**Source material:**

# # # #

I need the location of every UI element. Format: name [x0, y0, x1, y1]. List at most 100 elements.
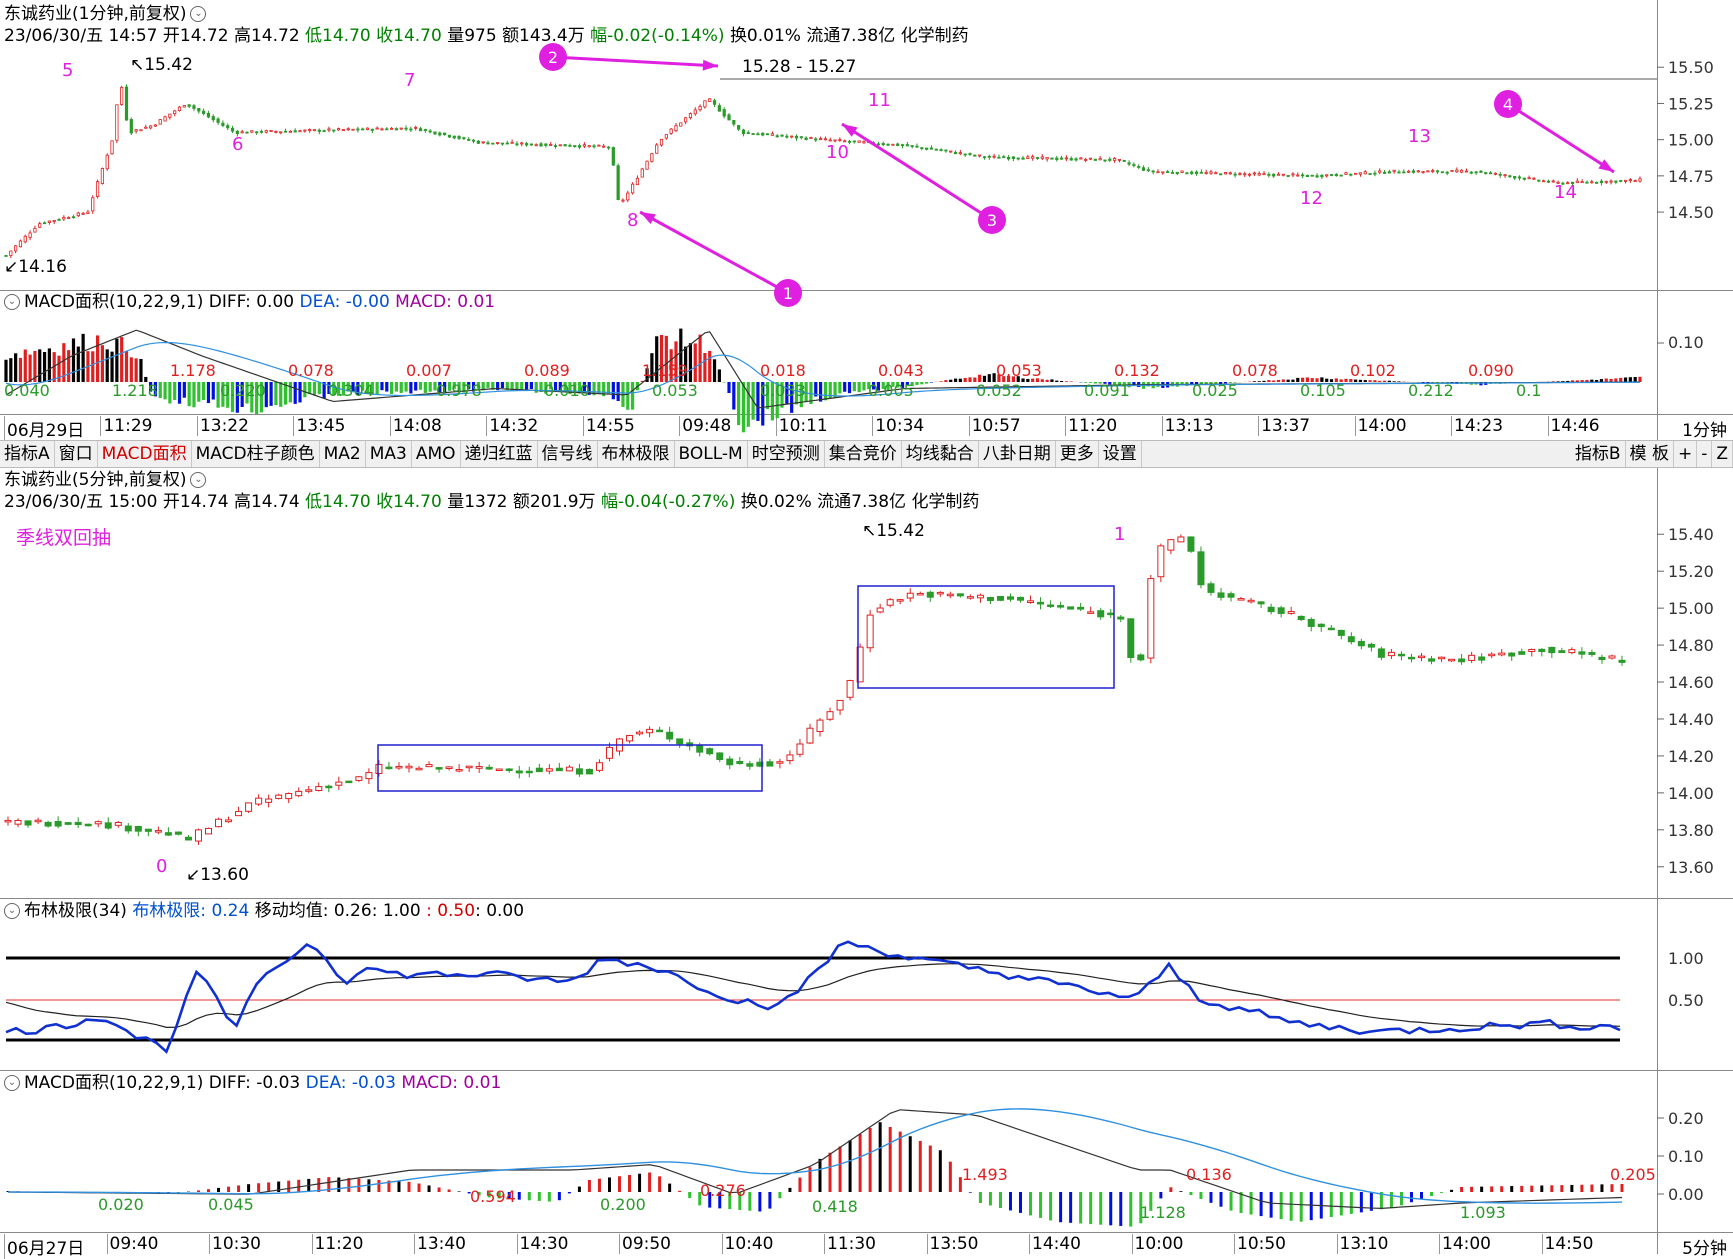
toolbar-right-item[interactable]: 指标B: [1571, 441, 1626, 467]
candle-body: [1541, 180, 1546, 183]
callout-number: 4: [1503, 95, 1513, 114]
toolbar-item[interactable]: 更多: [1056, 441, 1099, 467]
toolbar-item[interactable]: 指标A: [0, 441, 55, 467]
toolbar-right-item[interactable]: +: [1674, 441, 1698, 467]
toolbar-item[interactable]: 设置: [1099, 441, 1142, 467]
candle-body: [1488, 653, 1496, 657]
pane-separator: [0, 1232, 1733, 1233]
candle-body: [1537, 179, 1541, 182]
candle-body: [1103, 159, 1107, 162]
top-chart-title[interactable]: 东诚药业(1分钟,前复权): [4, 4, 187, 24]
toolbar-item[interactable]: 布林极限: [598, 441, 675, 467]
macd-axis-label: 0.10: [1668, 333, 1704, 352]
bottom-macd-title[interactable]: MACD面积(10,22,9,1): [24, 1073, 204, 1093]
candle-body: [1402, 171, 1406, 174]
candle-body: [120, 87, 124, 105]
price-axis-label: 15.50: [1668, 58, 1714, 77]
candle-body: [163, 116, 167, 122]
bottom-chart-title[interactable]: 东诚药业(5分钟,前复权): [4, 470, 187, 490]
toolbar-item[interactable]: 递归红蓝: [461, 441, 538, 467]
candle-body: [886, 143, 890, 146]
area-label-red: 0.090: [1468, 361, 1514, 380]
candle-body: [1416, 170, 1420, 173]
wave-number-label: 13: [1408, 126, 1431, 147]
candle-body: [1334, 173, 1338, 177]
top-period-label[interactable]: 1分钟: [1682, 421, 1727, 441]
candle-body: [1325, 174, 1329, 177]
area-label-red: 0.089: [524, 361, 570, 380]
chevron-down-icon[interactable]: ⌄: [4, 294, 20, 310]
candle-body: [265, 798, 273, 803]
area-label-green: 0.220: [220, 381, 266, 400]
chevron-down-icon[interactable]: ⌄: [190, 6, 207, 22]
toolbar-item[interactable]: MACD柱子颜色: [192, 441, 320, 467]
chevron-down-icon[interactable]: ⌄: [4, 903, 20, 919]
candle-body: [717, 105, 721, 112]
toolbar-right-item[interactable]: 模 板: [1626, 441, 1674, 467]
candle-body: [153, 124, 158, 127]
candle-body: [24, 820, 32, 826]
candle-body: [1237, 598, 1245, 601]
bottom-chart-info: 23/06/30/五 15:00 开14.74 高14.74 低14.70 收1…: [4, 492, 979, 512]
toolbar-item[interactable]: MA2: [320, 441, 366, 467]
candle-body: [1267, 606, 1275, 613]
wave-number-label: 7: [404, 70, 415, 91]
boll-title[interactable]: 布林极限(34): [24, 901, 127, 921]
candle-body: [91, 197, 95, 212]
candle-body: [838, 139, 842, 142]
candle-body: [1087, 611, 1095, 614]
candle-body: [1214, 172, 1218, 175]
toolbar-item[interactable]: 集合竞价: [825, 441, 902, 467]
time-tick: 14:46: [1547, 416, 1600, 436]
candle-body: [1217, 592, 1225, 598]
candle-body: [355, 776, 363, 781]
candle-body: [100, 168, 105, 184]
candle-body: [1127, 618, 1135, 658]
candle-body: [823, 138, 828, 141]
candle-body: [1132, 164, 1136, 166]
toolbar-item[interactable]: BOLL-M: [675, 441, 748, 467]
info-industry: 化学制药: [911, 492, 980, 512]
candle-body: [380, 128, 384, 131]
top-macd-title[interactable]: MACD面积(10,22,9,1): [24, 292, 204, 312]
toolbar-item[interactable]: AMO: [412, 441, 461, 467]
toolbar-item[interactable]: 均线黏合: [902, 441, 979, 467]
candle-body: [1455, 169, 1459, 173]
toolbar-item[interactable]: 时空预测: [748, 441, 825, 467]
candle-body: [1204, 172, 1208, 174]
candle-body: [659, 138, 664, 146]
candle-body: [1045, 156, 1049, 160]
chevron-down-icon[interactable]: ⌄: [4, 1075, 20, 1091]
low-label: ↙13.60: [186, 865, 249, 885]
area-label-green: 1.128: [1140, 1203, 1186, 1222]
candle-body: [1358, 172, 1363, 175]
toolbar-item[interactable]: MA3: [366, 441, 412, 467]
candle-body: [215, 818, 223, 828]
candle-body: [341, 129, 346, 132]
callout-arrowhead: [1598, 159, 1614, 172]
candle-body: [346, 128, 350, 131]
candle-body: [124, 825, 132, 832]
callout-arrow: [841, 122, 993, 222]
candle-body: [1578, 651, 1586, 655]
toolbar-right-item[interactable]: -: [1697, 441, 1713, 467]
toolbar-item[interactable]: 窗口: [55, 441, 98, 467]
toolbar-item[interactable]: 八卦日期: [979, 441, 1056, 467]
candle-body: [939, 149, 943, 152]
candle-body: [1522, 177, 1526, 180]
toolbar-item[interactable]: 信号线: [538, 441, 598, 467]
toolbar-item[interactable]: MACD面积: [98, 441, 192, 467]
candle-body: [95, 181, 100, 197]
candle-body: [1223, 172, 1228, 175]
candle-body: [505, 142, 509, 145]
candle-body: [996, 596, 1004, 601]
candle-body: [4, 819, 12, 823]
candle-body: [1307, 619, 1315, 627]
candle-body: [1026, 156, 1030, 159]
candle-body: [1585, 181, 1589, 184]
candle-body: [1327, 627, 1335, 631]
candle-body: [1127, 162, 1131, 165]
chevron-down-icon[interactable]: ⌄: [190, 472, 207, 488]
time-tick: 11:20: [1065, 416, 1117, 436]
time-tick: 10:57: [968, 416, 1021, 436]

# # # #

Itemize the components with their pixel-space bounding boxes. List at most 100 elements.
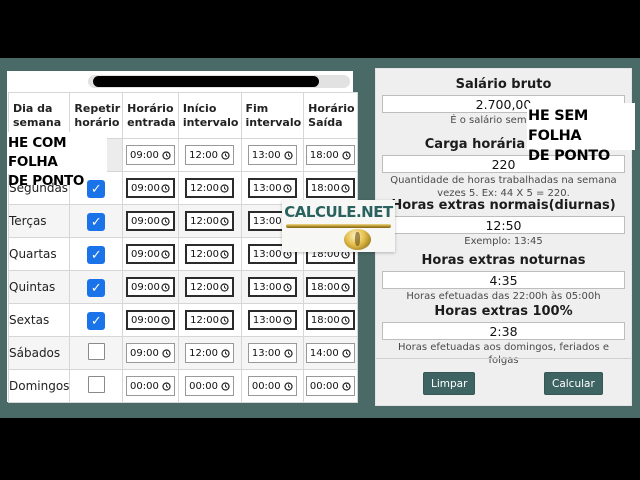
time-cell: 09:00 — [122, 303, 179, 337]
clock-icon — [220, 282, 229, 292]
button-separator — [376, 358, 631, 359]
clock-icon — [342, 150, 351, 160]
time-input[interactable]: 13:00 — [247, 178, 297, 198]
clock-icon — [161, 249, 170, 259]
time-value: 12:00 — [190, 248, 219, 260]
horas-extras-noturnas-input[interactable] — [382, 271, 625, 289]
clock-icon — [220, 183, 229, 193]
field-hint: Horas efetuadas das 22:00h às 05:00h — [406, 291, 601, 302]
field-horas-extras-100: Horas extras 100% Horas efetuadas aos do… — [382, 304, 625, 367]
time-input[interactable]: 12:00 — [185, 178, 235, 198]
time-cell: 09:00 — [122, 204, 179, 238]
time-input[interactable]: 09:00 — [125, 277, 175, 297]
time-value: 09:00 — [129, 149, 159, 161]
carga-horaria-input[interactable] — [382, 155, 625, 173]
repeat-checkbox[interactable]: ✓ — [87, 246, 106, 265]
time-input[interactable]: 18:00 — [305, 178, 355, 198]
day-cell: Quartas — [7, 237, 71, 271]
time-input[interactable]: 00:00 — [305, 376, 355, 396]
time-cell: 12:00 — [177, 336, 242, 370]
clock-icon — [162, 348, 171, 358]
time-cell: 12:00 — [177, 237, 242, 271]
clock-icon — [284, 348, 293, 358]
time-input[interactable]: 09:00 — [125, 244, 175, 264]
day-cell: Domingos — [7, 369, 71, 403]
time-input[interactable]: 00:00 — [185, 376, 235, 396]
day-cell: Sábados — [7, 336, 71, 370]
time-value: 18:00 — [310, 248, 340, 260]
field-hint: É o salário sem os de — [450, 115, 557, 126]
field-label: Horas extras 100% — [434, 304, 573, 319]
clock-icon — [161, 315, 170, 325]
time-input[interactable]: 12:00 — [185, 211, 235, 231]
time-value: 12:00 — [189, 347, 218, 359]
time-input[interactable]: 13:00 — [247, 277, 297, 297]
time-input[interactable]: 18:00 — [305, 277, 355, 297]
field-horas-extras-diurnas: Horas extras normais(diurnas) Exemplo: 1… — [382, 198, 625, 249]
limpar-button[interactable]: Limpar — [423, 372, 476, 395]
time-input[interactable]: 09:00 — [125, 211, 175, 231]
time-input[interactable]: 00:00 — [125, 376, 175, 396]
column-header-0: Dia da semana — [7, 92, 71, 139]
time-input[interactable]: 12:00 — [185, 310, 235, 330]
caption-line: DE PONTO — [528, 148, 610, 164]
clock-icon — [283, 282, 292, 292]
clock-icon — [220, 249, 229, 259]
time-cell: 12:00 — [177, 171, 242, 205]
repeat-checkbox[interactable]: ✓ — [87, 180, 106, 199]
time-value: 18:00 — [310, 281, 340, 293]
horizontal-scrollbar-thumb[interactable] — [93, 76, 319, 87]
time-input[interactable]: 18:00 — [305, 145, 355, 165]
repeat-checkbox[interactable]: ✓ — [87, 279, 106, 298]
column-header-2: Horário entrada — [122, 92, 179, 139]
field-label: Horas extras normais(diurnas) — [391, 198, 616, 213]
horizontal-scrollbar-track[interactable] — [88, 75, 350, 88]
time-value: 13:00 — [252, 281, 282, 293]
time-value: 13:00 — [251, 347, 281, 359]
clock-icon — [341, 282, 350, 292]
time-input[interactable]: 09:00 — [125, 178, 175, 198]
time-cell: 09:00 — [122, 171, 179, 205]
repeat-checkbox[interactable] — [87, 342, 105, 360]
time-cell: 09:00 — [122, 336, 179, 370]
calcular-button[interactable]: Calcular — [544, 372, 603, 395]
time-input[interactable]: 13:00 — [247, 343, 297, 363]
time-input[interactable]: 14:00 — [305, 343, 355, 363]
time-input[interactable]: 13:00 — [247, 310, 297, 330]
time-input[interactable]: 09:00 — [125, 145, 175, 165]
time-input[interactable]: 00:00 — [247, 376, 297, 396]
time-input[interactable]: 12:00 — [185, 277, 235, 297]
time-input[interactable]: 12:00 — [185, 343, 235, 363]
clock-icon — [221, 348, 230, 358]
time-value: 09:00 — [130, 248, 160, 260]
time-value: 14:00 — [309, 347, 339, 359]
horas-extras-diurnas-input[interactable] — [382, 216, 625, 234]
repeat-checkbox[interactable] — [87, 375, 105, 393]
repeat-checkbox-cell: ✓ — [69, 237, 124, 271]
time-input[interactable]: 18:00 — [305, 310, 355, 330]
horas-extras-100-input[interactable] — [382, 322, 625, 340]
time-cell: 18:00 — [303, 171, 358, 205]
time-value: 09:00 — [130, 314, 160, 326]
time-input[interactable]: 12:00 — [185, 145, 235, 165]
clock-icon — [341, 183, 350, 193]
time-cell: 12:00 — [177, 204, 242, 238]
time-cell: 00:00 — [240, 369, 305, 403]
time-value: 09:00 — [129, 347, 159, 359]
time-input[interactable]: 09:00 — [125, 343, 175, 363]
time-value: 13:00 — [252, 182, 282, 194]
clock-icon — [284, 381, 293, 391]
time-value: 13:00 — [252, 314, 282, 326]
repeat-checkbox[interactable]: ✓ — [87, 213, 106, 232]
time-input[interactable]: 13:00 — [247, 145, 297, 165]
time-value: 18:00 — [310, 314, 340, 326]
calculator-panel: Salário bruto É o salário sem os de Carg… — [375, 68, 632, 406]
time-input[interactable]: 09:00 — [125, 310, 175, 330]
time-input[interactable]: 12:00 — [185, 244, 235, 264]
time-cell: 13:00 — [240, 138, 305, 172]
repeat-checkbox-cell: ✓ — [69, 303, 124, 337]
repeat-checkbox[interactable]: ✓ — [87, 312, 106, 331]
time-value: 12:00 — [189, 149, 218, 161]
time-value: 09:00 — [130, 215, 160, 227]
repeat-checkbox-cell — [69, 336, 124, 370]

# # # #

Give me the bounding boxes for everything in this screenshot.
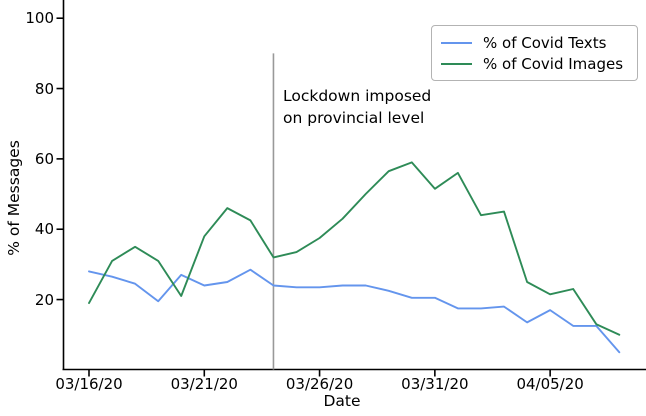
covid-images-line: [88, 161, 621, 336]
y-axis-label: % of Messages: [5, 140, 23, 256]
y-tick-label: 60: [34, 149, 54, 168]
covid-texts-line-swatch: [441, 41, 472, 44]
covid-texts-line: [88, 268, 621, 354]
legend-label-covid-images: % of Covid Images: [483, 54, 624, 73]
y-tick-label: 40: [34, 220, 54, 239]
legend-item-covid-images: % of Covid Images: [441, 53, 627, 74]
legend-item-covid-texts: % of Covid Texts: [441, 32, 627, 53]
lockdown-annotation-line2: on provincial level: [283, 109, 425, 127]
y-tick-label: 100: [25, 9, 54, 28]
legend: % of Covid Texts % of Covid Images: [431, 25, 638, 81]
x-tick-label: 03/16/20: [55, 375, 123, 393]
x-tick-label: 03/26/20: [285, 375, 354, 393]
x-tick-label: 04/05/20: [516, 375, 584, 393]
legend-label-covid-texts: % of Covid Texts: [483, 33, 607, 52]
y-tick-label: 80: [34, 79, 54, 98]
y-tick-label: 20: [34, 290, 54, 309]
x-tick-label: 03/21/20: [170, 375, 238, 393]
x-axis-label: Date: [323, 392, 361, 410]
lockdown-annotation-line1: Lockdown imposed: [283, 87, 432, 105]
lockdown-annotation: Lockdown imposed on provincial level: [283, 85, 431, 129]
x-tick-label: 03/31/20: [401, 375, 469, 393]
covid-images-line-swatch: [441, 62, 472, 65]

# # # #

**What to do:** Reproduce the lines of the listing from the one containing "toolbar-right-item[interactable]: 指标B: [1571, 441, 1626, 467]" through the one containing "area-label-red: 0.089: [524, 361, 570, 380]", including both of those lines.

**Result for this task:**
toolbar-right-item[interactable]: 指标B: [1571, 441, 1626, 467]
candle-body: [1541, 180, 1546, 183]
callout-number: 4: [1503, 95, 1513, 114]
toolbar-item[interactable]: 更多: [1056, 441, 1099, 467]
toolbar-item[interactable]: 指标A: [0, 441, 55, 467]
toolbar-right-item[interactable]: +: [1674, 441, 1698, 467]
toolbar-item[interactable]: 设置: [1099, 441, 1142, 467]
candle-body: [1488, 653, 1496, 657]
pane-separator: [0, 1232, 1733, 1233]
candle-body: [1537, 179, 1541, 182]
candle-body: [1103, 159, 1107, 162]
top-chart-title[interactable]: 东诚药业(1分钟,前复权): [4, 4, 187, 24]
toolbar-item[interactable]: 布林极限: [598, 441, 675, 467]
macd-axis-label: 0.10: [1668, 333, 1704, 352]
bottom-macd-title[interactable]: MACD面积(10,22,9,1): [24, 1073, 204, 1093]
candle-body: [1402, 171, 1406, 174]
candle-body: [120, 87, 124, 105]
price-axis-label: 15.50: [1668, 58, 1714, 77]
candle-body: [163, 116, 167, 122]
bottom-chart-title[interactable]: 东诚药业(5分钟,前复权): [4, 470, 187, 490]
toolbar-item[interactable]: 递归红蓝: [461, 441, 538, 467]
candle-body: [886, 143, 890, 146]
area-label-red: 0.090: [1468, 361, 1514, 380]
candle-body: [1416, 170, 1420, 173]
wave-number-label: 13: [1408, 126, 1431, 147]
candle-body: [1334, 173, 1338, 177]
top-period-label[interactable]: 1分钟: [1682, 421, 1727, 441]
candle-body: [1325, 174, 1329, 177]
area-label-red: 0.089: [524, 361, 570, 380]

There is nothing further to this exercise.